**Records shown**
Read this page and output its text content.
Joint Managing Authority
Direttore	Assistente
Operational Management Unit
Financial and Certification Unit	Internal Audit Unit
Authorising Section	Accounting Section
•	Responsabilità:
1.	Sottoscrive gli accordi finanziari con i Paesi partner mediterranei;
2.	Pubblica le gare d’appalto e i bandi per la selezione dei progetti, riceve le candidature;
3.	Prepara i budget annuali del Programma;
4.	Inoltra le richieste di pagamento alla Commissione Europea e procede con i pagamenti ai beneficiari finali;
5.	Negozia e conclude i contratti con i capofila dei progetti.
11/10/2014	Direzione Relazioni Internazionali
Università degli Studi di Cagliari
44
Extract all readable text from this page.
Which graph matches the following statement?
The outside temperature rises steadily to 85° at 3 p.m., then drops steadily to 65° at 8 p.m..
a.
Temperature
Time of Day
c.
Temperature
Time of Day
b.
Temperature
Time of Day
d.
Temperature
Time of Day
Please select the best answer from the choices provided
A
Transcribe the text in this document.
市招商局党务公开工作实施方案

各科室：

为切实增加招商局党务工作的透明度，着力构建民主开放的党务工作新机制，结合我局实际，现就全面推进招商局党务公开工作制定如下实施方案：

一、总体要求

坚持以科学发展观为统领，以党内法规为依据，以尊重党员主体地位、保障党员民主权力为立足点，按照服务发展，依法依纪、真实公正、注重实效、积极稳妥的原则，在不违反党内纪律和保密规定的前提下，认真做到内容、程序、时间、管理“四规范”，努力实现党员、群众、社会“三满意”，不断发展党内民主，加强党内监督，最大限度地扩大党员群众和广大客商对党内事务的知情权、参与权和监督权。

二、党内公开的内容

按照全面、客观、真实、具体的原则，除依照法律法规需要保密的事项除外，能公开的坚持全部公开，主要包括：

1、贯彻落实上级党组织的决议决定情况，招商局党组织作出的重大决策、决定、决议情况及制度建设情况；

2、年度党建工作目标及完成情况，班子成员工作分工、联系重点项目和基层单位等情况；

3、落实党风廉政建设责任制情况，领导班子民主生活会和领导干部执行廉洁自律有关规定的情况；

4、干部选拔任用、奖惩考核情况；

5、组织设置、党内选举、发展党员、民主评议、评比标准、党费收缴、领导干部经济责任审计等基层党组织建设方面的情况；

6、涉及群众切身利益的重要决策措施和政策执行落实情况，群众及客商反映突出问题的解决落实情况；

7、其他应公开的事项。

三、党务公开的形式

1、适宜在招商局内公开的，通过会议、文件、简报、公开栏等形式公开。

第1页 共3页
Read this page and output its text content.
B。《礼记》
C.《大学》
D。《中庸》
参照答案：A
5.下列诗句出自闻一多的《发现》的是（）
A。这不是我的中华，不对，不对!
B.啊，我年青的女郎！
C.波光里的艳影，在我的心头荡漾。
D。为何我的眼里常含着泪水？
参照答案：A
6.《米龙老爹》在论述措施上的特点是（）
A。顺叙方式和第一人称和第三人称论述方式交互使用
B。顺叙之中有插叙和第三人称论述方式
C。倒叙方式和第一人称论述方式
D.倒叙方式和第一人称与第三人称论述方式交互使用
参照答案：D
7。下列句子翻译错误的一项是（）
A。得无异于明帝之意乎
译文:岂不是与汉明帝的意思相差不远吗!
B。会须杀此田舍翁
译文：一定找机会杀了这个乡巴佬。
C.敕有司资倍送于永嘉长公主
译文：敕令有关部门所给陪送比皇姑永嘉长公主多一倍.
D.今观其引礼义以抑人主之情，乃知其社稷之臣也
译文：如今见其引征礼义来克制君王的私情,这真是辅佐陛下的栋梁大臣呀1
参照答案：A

**What needs to be done**
How many of these lines contain "this"? Write only the number.

**Finished answer**
4